From the data that follows, copy every line holding the string "scarpe".

(Entries from a dataset)
• • • •

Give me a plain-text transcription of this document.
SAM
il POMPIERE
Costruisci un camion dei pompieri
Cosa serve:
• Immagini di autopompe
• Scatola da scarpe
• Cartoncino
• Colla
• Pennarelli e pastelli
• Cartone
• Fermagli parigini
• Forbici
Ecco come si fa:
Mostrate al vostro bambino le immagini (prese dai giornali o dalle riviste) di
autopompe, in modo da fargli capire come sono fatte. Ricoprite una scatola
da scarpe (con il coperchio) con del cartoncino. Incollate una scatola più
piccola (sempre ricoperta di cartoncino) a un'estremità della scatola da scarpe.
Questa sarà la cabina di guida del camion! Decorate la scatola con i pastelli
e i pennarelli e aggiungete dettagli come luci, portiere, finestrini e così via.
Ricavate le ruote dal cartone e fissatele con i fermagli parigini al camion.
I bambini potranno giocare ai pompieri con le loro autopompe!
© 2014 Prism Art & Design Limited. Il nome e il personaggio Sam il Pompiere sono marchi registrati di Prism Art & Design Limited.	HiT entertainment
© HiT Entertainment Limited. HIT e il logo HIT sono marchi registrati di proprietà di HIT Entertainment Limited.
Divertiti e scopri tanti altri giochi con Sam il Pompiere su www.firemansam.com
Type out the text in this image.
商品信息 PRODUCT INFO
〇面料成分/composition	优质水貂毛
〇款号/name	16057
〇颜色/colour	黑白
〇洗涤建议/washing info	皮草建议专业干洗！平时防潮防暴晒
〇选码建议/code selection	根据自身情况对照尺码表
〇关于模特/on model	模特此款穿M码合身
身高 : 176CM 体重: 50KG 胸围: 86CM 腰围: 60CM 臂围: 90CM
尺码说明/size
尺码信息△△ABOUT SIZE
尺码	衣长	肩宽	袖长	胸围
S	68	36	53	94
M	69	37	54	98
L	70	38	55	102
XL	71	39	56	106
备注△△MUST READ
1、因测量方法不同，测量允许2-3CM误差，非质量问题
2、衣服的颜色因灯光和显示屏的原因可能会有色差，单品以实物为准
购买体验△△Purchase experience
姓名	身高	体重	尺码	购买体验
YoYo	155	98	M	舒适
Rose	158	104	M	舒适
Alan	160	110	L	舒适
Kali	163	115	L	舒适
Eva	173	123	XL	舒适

• • • •

Worked solution
• Scatola da scarpe
da scarpe (con il coperchio) con del cartoncino. Incollate una scatola più
piccola (sempre ricoperta di cartoncino) a un'estremità della scatola da scarpe.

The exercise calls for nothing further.